Records provided –
▬▬▬▬▬▬▬▬▬▬
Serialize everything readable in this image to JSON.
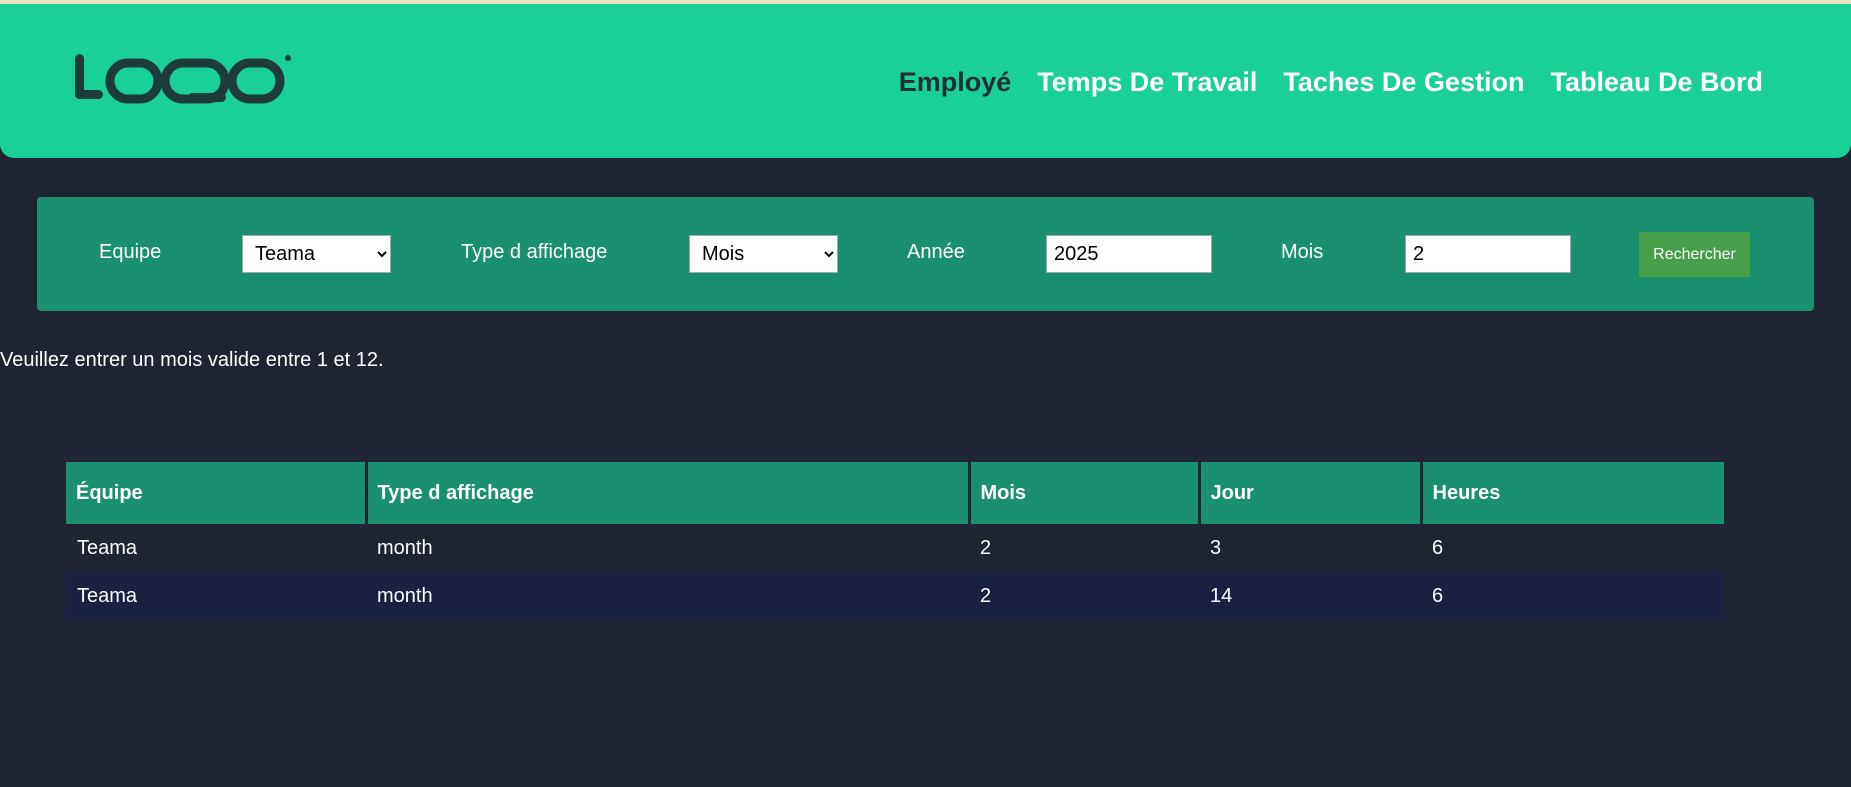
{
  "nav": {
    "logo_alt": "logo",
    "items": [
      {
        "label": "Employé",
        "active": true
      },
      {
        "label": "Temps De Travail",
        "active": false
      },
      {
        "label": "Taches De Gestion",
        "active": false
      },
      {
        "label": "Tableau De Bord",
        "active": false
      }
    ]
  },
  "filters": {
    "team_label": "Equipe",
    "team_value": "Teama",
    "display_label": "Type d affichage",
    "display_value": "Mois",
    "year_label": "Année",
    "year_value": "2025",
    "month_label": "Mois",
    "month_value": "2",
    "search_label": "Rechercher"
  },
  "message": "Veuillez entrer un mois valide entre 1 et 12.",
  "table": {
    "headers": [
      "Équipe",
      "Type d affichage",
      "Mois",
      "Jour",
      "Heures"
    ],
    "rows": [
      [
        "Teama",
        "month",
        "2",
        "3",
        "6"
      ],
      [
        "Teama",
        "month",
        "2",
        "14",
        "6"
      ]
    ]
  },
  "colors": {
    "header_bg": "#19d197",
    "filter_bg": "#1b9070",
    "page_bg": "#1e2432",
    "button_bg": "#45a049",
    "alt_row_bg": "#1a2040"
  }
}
▬▬▬▬▬▬▬▬▬▬
Do this – Track down every line holding the string "affichage" and copy it.

Complete response –
    "display_label": "Type d affichage",
      "Type d affichage",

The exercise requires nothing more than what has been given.